Dataset listings of figures:

— Start —

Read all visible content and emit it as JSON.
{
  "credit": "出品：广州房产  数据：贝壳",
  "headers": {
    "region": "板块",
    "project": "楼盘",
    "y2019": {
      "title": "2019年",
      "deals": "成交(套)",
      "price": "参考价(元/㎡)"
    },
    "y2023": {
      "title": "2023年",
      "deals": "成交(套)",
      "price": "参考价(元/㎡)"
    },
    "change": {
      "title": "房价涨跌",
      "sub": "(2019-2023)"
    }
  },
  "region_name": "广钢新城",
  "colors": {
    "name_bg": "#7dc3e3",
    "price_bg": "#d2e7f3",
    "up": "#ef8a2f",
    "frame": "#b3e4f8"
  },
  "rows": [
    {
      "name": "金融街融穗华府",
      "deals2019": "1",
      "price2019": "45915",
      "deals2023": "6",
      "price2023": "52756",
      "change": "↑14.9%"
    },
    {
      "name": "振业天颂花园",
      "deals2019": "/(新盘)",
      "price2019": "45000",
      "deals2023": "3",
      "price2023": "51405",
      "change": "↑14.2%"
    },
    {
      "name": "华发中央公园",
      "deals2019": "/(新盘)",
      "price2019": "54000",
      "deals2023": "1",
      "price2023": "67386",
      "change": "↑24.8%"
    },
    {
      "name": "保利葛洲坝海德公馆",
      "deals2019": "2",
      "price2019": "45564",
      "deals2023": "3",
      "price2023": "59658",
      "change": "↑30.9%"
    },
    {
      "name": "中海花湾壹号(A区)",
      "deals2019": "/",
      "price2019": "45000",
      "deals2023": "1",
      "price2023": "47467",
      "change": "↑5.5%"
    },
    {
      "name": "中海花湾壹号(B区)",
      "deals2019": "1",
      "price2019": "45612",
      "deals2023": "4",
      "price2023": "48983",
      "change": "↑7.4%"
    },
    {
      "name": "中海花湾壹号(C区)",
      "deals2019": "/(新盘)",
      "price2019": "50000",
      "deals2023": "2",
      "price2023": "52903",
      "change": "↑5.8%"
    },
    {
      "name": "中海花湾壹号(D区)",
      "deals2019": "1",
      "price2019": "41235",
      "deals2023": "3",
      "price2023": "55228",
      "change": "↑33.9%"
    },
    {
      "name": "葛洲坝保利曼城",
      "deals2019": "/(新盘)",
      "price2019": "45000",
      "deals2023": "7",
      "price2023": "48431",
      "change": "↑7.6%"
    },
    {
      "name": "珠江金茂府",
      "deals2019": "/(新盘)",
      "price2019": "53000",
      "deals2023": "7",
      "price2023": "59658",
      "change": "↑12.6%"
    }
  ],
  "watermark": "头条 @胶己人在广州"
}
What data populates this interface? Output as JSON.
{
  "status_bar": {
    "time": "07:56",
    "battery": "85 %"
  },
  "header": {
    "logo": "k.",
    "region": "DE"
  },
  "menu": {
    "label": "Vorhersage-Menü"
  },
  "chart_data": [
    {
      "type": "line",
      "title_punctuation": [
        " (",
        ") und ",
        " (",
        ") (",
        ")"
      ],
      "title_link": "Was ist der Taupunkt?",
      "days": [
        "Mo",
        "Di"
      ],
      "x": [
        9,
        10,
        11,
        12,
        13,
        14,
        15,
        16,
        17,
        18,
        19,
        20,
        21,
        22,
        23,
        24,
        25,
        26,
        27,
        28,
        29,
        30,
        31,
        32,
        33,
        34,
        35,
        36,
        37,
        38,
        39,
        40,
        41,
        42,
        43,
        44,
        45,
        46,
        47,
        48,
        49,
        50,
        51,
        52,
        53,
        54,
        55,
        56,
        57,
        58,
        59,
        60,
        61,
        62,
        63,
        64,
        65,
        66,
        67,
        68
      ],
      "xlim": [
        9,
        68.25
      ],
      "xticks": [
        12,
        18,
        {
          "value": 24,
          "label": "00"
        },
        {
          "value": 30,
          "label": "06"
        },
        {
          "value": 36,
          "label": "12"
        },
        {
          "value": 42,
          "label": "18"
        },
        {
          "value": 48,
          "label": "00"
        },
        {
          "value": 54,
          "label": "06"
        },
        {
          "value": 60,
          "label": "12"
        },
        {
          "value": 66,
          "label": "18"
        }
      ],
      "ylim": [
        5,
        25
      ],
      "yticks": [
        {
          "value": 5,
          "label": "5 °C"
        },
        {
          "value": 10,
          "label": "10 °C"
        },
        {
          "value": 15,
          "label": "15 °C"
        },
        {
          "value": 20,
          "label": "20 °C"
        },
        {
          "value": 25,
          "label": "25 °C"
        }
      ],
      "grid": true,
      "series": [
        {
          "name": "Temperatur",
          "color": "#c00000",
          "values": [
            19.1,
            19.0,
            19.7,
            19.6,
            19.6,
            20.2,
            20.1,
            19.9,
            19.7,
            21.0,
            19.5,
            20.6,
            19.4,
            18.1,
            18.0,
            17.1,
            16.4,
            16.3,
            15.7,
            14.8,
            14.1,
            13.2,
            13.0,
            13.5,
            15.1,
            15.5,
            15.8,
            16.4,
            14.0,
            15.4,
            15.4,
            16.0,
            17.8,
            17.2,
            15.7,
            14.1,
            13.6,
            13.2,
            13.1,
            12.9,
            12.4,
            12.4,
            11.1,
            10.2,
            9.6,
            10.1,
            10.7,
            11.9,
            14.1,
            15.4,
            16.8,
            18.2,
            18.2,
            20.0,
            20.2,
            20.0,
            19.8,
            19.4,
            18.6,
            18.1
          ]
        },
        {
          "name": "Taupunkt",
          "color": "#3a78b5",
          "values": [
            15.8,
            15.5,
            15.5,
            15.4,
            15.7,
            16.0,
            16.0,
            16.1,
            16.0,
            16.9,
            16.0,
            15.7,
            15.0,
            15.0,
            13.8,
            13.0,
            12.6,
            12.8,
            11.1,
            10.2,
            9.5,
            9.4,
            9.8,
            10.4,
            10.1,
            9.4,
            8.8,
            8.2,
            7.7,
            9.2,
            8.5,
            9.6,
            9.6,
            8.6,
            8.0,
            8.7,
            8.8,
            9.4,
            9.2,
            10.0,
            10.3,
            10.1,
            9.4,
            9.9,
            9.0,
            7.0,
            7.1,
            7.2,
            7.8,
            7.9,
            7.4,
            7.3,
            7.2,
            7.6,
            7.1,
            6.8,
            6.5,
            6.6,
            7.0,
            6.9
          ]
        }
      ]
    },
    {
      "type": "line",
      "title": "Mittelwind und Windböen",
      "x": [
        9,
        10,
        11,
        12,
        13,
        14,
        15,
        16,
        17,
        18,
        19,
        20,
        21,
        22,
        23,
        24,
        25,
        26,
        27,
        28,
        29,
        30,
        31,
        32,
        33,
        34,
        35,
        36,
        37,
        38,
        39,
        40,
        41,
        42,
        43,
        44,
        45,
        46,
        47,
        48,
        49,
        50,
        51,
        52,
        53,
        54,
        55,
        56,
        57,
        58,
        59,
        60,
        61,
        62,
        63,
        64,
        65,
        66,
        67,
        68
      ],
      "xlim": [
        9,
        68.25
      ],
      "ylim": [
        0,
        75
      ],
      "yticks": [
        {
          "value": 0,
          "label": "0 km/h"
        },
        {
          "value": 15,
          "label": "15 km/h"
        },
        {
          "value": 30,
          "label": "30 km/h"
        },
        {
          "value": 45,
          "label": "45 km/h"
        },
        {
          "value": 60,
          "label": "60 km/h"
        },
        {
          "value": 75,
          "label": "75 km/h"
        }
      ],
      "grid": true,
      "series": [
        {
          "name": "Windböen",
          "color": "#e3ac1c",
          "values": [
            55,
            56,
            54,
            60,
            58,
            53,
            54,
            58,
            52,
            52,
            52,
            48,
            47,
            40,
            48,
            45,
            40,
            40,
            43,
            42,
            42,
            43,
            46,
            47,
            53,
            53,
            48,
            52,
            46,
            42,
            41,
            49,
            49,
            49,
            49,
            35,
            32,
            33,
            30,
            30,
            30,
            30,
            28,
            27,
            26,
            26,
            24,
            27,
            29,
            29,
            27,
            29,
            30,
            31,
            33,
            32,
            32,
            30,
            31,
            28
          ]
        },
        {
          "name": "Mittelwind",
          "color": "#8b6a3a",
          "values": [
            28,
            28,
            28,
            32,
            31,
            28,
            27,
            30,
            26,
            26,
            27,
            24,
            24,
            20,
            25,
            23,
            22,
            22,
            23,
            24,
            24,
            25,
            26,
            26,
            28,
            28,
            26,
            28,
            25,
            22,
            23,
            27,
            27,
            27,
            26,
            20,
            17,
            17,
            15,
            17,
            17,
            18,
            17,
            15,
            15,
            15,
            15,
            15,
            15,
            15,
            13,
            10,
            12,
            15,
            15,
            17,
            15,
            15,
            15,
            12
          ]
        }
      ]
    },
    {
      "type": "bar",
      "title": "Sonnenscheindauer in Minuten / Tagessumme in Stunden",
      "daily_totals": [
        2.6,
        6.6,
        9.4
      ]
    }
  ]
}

— End —

◆ WHAT IS ASKED ◆
Copy every line of the records above that contains "Taupunkt".

◆ REPLY TO THE EXERCISE ◆
      "title_link": "Was ist der Taupunkt?",
          "name": "Taupunkt",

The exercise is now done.